[Start Available data]

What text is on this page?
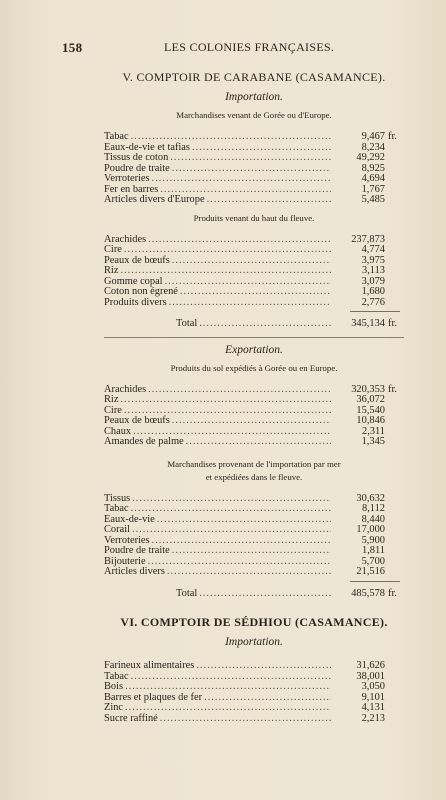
158	LES COLONIES FRANÇAISES.
V. COMPTOIR DE CARABANE (CASAMANCE).
Importation.
Marchandises venant de Gorée ou d'Europe.
Tabac .....	9,467 fr.
Eaux-de-vie et tafias .....	8,234
Tissus de coton .....	49,292
Poudre de traite .....	8,925
Verroteries .....	4,694
Fer en barres .....	1,767
Articles divers d'Europe .....	5,485
Produits venant du haut du fleuve.
Arachides .....	237,873
Cire .....	4,774
Peaux de bœufs .....	3,975
Riz .....	3,113
Gomme copal .....	3,079
Coton non égrené .....	1,680
Produits divers .....	2,776
Total .....	345,134 fr.
Exportation.
Produits du sol expédiés à Gorée ou en Europe.
Arachides .....	320,353 fr.
Riz .....	36,072
Cire .....	15,540
Peaux de bœufs .....	10,846
Chaux .....	2,311
Amandes de palme .....	1,345
Marchandises provenant de l'importation par mer
et expédiées dans le fleuve.
Tissus .....	30,632
Tabac .....	8,112
Eaux-de-vie .....	8,440
Corail .....	17,000
Verroteries .....	5,900
Poudre de traite .....	1,811
Bijouterie .....	5,700
Articles divers .....	21,516
Total .....	485,578 fr.
VI. COMPTOIR DE SÉDHIOU (CASAMANCE).
Importation.
Farineux alimentaires .....	31,626
Tabac .....	38,001
Bois .....	3,050
Barres et plaques de fer .....	9,101
Zinc .....	4,131
Sucre raffiné .....	2,213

[End Available data]

What this task involves: Scan the listing above and identify each line holding the string "Gorée"; copy every such line.

The result:
Marchandises venant de Gorée ou d'Europe.
Produits du sol expédiés à Gorée ou en Europe.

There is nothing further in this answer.